What is being asked
From the entries that follow, list every line in which the string "Александровскаго" appears.

── Data provided ──

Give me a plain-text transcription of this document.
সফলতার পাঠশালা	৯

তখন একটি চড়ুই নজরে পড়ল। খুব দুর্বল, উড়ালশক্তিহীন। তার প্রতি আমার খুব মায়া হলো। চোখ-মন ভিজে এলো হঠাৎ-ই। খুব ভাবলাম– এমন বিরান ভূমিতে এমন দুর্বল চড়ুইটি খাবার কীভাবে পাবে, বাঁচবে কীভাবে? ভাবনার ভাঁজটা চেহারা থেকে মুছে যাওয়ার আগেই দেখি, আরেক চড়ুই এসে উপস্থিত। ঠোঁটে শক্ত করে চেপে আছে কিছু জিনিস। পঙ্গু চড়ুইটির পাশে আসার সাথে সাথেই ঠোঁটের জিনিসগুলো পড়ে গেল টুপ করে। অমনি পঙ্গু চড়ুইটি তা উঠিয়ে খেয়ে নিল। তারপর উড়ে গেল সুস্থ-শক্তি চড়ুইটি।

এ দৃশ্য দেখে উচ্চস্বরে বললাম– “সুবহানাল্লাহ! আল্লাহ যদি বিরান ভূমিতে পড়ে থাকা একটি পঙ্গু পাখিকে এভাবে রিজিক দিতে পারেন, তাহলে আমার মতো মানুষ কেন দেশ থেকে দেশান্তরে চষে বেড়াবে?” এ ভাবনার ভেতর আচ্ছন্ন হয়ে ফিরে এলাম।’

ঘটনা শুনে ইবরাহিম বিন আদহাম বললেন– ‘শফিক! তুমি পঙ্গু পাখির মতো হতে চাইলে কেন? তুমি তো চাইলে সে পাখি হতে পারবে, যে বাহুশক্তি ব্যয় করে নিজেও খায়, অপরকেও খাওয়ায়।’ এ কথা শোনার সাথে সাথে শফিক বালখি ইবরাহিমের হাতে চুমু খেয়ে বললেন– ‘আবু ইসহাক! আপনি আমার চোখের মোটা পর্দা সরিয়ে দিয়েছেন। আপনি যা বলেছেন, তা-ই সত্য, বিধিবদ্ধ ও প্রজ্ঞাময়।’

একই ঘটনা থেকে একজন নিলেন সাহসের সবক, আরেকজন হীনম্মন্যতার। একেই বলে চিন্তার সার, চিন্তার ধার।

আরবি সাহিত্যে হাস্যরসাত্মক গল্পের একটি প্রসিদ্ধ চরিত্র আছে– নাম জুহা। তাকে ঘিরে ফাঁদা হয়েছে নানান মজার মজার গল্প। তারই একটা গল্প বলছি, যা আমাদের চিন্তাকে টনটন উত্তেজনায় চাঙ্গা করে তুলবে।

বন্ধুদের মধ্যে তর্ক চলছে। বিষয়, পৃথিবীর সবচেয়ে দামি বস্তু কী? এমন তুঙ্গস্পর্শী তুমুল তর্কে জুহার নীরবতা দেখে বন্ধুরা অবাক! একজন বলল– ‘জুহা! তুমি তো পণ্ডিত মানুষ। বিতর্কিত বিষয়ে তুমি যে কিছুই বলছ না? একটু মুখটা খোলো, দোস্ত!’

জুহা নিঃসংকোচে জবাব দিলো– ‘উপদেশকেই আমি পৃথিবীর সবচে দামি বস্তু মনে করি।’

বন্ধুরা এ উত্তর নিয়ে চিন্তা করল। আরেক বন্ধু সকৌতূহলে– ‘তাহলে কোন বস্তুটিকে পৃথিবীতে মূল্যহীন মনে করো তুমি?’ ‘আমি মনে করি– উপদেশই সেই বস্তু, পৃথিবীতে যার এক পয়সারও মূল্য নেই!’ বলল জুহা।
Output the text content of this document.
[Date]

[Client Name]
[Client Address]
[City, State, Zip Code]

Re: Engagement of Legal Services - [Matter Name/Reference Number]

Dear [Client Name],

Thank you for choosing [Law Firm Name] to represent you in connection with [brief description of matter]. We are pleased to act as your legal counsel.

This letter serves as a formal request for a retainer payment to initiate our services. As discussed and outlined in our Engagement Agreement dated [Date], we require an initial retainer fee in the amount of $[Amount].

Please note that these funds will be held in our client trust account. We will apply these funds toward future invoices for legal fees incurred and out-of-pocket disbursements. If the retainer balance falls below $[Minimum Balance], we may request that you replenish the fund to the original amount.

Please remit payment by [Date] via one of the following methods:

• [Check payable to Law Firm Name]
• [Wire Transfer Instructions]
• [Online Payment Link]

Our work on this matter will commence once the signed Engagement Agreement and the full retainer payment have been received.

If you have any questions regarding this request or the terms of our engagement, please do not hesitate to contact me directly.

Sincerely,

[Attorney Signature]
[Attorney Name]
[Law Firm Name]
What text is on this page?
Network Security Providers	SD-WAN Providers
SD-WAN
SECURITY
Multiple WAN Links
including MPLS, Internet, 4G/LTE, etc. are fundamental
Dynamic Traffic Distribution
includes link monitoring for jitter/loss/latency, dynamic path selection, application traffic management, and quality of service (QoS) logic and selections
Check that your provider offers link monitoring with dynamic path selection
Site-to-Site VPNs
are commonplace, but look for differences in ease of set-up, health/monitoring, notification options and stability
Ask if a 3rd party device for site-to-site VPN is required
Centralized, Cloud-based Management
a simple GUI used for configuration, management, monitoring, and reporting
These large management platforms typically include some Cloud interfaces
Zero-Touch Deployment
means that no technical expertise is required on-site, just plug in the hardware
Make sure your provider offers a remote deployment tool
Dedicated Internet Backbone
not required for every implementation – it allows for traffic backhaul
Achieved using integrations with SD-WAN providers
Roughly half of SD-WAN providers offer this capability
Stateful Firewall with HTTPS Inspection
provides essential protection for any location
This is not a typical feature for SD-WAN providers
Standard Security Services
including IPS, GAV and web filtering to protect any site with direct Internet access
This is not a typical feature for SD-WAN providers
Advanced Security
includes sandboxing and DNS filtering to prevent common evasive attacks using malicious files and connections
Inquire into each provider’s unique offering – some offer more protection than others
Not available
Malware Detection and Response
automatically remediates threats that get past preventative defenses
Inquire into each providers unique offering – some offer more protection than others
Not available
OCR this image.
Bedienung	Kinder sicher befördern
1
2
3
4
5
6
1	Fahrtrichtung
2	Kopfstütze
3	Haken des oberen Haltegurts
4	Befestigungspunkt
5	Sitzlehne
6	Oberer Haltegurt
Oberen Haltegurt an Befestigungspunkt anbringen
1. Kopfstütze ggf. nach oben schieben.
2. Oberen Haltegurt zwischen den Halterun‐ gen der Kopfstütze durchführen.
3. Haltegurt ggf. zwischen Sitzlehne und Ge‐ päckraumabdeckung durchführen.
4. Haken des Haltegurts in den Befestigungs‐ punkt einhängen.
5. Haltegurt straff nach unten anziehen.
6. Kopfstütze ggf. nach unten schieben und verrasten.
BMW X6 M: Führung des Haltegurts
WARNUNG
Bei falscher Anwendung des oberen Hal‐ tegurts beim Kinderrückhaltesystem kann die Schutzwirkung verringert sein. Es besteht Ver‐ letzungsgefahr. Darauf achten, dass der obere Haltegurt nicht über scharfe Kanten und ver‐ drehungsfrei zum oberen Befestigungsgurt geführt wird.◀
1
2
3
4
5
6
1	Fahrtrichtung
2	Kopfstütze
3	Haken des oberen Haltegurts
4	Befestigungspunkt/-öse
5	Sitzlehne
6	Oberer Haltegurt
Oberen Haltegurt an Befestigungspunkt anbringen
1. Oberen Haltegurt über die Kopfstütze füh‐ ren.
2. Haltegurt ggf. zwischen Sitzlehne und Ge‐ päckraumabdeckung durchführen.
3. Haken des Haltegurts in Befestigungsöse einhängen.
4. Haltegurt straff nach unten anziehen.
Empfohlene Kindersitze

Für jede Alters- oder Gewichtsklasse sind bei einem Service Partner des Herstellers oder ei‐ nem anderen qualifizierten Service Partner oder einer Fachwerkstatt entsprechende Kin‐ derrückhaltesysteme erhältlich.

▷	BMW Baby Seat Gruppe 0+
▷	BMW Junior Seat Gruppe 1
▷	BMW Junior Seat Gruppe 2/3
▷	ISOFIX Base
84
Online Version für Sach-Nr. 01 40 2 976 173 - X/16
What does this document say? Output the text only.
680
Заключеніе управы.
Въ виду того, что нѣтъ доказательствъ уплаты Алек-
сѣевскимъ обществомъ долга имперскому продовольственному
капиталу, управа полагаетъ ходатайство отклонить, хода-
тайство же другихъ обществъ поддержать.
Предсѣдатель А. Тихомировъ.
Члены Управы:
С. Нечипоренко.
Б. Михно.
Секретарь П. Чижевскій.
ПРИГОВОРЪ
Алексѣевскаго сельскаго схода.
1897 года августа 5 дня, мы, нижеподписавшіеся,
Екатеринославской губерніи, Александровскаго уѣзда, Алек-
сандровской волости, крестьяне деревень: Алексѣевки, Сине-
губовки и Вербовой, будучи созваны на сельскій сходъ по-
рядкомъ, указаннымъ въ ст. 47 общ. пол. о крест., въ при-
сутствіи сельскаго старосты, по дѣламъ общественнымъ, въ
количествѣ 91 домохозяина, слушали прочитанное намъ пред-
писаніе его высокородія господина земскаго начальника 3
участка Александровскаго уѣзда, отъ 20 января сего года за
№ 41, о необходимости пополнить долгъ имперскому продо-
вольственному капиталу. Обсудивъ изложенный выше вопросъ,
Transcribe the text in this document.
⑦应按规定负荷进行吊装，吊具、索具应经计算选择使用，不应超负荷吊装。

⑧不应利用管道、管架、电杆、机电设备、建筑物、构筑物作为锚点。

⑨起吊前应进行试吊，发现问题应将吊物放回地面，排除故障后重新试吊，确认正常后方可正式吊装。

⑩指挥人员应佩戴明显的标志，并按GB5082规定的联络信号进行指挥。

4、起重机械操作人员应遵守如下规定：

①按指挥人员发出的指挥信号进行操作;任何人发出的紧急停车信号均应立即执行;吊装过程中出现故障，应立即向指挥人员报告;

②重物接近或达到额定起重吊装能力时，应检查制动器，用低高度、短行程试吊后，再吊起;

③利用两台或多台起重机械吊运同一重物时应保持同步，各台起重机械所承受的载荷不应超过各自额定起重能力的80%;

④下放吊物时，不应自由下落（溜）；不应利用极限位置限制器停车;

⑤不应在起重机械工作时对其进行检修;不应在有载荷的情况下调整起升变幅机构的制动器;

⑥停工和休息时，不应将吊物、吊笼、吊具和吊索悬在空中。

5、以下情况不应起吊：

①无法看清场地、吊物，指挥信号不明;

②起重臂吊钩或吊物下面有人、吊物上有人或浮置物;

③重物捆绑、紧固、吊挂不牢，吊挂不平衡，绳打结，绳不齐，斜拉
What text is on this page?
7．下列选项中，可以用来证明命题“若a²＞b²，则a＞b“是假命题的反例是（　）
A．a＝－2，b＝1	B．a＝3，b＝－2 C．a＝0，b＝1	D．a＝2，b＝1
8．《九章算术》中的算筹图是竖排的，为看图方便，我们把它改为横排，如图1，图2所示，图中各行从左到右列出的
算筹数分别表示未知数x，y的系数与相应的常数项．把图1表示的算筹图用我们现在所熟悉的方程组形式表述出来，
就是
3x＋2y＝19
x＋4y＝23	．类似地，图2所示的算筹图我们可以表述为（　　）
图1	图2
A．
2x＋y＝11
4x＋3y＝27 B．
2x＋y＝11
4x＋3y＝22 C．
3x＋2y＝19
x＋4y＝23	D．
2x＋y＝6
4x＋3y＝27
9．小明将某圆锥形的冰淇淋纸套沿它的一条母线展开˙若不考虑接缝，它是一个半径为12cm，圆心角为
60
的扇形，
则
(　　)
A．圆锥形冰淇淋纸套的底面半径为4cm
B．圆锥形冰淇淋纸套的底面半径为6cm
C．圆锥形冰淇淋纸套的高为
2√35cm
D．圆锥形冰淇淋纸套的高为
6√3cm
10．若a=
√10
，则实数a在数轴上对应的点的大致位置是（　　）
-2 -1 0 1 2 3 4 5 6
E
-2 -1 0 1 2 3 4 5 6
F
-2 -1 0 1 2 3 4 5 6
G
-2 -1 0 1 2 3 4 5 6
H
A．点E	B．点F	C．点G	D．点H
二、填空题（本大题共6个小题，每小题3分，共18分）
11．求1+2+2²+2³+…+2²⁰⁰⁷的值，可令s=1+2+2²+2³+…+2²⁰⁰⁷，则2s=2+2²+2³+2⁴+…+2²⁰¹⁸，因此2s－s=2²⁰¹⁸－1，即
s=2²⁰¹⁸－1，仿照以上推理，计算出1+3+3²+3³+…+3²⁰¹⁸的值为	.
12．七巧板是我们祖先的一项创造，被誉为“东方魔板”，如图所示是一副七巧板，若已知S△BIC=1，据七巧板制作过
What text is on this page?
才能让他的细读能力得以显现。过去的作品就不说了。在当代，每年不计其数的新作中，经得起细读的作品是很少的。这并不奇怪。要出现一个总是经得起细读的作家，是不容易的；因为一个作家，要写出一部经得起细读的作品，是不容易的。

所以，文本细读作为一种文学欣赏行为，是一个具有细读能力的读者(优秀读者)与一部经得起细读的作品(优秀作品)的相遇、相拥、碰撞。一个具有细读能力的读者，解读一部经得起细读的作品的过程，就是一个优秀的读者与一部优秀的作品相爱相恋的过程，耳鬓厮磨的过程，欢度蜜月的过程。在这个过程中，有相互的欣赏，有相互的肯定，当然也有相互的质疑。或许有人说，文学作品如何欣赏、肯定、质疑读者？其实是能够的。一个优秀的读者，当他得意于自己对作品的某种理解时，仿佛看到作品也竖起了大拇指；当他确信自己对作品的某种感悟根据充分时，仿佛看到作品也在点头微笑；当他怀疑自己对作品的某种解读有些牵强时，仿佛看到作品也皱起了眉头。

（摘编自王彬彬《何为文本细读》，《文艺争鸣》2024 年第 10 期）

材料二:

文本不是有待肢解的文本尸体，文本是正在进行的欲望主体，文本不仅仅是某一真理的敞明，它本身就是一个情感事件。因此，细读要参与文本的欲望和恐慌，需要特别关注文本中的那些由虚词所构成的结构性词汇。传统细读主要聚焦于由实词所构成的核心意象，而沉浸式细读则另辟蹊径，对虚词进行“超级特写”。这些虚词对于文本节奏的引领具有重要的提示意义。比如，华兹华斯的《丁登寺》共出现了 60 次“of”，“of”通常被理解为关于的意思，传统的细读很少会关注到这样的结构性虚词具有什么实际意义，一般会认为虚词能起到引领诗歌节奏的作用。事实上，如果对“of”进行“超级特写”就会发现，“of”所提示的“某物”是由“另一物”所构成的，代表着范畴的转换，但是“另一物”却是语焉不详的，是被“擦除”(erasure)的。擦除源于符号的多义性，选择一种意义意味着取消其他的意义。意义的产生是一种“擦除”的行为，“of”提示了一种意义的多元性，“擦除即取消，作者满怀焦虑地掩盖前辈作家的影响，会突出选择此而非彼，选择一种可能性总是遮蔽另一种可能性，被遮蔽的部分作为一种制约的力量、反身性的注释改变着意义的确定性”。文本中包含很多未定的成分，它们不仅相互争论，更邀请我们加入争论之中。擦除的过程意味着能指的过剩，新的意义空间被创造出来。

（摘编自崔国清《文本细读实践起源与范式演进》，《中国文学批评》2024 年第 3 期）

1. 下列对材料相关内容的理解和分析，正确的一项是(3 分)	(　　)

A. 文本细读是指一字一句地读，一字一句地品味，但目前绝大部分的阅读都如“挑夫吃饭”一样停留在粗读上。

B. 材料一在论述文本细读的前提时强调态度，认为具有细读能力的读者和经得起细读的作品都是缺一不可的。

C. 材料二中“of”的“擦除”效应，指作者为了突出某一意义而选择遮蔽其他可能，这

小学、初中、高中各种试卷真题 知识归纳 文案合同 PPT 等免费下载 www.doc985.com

───

The reply
Екатеринославской губерніи, Александровскаго уѣзда, Алек-
участка Александровскаго уѣзда, отъ 20 января сего года за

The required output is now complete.